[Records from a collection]
########################################

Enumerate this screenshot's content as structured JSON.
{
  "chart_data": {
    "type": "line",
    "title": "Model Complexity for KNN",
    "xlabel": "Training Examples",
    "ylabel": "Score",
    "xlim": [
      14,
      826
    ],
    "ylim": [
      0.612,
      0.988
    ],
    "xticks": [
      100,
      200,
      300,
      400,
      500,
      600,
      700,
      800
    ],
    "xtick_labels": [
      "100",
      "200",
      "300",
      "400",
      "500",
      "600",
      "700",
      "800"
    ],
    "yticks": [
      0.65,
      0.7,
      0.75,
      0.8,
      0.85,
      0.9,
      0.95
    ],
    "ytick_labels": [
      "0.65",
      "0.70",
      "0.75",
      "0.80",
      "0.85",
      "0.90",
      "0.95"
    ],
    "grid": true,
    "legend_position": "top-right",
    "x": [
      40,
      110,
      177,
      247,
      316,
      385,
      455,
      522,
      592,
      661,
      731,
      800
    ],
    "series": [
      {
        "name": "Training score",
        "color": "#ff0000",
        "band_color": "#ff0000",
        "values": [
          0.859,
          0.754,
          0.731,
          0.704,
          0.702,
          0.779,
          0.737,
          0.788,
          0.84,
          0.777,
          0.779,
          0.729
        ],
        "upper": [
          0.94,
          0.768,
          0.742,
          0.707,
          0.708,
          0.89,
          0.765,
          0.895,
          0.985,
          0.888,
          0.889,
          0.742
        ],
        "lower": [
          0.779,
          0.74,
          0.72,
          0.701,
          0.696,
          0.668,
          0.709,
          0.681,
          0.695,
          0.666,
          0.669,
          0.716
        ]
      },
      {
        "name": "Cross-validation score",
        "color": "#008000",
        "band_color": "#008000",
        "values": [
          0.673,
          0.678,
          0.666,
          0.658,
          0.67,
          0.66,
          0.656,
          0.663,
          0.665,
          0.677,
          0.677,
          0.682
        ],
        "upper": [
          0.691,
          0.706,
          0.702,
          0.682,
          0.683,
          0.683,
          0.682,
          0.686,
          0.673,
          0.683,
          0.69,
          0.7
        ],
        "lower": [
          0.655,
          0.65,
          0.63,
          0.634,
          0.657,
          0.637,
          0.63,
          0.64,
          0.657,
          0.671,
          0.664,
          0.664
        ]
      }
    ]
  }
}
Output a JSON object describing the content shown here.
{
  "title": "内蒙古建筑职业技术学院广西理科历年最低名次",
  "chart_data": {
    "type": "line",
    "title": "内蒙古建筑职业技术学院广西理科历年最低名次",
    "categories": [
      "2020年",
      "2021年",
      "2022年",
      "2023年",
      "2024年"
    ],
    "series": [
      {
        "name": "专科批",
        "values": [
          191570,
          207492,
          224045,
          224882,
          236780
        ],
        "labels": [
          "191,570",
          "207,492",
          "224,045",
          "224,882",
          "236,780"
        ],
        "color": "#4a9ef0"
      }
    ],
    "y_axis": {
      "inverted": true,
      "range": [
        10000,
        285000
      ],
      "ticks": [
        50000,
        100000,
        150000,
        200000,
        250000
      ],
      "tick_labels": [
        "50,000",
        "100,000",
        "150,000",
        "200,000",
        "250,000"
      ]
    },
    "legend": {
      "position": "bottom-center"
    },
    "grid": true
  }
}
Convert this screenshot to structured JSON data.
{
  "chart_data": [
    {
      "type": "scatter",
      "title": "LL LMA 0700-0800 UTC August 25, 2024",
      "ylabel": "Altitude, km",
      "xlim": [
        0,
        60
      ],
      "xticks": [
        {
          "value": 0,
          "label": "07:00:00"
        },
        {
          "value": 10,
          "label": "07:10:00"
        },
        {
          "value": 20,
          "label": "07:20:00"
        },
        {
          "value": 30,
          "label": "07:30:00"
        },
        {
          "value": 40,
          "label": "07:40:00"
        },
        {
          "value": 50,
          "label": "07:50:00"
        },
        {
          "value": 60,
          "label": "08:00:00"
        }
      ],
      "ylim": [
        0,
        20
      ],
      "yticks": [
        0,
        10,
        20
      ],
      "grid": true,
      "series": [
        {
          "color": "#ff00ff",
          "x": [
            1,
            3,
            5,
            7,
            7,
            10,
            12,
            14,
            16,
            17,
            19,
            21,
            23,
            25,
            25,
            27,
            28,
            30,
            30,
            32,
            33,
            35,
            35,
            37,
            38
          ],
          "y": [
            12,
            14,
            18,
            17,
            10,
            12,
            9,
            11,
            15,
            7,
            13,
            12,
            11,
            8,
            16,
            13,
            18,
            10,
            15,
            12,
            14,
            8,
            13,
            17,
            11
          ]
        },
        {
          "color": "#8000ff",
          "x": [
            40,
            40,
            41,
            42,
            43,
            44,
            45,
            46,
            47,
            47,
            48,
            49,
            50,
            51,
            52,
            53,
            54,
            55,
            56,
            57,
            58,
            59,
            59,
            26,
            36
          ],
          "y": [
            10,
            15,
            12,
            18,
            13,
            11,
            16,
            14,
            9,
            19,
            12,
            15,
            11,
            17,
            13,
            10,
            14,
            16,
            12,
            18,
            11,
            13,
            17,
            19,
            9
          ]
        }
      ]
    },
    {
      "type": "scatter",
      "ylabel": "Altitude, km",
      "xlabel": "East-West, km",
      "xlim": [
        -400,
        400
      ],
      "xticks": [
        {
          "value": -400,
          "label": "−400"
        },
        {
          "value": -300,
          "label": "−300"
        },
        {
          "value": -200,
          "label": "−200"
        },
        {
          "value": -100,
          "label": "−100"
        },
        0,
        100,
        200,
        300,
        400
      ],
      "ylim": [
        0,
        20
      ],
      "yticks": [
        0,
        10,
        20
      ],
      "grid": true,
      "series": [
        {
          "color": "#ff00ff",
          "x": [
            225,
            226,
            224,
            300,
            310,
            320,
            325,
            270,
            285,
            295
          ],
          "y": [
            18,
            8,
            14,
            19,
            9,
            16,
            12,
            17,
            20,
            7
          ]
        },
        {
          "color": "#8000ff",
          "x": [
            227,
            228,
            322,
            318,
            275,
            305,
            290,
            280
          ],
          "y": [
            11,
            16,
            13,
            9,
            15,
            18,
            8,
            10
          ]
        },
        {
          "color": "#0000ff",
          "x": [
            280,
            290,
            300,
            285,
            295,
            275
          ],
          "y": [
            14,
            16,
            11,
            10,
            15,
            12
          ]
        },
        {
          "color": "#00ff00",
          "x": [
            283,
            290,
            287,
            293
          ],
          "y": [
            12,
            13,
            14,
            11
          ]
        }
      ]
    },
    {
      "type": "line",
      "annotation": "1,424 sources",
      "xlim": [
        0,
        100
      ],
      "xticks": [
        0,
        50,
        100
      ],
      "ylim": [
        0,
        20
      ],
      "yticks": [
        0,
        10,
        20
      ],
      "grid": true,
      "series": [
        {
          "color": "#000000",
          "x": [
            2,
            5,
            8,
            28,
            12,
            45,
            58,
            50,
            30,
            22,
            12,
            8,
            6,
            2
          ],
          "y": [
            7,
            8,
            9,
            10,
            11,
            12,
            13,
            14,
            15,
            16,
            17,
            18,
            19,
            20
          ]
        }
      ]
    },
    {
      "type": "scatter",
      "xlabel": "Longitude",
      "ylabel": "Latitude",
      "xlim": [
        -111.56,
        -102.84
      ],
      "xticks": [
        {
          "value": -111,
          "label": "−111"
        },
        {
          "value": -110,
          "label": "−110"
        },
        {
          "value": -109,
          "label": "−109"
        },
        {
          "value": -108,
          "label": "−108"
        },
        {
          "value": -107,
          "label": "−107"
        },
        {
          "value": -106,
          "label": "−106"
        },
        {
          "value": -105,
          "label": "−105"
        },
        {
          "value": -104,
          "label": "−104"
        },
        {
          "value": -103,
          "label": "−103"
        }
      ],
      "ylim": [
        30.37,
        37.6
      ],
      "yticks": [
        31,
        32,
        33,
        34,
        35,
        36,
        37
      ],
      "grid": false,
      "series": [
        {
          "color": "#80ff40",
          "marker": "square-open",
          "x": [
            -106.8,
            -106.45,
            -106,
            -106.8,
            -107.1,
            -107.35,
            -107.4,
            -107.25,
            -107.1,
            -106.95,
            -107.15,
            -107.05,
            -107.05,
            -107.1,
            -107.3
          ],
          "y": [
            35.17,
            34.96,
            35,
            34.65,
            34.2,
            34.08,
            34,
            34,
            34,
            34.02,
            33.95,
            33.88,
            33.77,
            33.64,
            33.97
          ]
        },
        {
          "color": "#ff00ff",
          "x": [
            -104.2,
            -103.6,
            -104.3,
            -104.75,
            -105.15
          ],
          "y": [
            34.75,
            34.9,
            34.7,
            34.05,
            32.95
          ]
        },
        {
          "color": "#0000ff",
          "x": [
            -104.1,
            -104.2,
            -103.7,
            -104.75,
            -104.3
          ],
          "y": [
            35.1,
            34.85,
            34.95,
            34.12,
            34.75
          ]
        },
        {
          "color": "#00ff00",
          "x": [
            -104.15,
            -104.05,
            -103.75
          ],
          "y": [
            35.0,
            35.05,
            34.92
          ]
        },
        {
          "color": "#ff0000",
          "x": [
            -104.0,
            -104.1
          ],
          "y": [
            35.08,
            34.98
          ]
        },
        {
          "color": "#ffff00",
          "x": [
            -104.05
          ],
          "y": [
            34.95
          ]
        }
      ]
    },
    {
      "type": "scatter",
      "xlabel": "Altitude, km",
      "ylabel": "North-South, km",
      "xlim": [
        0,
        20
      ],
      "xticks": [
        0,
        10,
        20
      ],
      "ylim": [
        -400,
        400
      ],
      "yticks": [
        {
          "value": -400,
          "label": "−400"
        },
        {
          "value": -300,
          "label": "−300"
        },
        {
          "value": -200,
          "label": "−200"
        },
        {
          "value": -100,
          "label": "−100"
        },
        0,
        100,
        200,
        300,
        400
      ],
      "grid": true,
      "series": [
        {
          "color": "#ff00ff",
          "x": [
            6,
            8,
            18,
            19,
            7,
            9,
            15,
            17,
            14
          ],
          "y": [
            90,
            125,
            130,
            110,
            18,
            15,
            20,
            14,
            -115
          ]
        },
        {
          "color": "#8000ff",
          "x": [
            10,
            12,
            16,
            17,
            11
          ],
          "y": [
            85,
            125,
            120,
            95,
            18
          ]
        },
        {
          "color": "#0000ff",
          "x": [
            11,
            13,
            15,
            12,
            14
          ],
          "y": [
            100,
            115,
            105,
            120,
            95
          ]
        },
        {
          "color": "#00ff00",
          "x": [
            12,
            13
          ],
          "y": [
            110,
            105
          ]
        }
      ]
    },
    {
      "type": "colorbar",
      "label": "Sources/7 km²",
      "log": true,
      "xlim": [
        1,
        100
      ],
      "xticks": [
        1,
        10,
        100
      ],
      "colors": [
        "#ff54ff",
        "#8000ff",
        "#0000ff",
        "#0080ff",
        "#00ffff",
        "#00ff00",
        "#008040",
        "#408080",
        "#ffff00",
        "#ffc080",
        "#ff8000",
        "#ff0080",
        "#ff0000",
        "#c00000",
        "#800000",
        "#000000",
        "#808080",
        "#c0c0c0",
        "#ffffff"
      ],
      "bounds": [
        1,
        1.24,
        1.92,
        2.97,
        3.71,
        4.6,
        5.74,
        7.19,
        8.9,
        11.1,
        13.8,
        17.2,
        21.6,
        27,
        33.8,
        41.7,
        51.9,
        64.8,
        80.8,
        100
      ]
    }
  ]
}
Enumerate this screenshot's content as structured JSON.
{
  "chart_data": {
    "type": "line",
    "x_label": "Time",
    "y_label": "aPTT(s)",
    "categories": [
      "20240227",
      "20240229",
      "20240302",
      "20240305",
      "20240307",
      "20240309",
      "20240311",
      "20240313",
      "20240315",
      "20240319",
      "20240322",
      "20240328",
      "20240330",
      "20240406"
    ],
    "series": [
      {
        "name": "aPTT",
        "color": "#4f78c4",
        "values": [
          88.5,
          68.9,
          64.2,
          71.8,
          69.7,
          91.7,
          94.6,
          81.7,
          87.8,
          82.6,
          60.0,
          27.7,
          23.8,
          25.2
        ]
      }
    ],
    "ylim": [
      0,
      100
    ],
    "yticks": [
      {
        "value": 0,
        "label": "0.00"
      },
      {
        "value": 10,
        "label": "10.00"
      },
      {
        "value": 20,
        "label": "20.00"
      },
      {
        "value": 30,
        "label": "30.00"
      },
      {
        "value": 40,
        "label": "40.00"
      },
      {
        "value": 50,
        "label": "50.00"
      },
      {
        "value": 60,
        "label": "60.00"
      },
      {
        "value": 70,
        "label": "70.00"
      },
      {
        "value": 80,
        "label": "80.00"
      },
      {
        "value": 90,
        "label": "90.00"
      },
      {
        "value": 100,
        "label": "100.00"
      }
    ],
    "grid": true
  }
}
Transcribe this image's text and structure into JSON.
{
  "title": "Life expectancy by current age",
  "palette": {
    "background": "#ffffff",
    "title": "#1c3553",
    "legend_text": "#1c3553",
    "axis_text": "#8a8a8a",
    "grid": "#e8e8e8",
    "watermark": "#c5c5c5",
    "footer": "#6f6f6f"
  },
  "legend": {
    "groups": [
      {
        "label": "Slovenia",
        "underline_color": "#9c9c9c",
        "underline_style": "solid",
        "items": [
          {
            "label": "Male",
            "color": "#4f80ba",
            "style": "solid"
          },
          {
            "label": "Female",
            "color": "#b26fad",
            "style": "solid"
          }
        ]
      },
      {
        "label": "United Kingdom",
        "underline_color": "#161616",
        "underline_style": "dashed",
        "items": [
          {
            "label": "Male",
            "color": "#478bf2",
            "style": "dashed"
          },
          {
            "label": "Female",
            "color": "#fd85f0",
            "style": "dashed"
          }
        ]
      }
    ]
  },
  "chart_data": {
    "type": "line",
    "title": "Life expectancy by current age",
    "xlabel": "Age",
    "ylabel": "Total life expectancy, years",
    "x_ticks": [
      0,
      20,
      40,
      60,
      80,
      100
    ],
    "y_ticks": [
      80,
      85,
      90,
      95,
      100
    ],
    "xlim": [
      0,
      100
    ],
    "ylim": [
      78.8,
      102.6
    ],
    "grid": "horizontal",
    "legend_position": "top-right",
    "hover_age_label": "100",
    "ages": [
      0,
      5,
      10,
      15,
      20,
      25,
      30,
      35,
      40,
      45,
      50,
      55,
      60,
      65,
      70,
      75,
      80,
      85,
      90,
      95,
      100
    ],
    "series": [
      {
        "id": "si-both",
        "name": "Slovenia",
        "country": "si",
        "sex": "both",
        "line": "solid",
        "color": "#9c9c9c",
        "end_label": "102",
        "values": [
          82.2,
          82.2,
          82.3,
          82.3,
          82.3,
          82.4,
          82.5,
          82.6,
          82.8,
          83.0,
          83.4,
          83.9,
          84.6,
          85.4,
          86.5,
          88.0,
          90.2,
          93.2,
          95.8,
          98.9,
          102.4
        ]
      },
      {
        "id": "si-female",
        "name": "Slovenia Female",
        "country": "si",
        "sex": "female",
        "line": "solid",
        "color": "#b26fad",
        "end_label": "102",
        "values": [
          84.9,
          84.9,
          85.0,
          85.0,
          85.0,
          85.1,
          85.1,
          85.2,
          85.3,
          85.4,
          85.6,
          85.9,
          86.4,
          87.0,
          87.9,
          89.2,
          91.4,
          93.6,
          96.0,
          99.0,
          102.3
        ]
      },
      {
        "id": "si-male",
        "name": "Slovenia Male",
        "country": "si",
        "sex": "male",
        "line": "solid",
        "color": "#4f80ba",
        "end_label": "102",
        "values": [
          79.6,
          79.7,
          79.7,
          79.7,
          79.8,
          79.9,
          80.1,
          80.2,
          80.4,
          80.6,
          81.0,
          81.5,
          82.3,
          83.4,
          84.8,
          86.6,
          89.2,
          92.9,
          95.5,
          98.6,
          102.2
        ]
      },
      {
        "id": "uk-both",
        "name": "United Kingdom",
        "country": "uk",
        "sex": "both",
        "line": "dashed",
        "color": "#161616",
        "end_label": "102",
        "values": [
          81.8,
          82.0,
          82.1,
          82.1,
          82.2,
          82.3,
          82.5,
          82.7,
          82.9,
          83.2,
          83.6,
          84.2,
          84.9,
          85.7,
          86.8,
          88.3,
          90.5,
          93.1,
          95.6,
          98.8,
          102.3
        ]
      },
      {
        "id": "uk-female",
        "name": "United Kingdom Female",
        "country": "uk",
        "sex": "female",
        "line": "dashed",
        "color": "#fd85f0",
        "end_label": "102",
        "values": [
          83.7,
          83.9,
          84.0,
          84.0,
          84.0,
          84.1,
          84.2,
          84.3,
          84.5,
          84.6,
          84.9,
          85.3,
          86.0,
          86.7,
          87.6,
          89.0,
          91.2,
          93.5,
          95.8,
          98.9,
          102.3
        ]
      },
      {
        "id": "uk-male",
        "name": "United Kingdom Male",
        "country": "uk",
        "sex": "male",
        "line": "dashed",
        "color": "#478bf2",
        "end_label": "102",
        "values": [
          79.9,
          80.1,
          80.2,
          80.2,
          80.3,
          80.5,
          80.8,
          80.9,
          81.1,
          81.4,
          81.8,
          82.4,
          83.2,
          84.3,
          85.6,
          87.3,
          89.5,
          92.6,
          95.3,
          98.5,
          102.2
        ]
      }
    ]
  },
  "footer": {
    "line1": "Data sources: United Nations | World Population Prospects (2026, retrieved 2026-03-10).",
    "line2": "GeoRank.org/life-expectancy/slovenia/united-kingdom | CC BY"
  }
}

########################################

__TASK INSTRUCTIONS__. From the entries above, pull out each line that includes "ylabel".

__THE RESPONSE__.
    "ylabel": "Score",
      "ylabel": "Altitude, km",
      "ylabel": "Altitude, km",
      "ylabel": "Latitude",
      "ylabel": "North-South, km",
    "ylabel": "Total life expectancy, years",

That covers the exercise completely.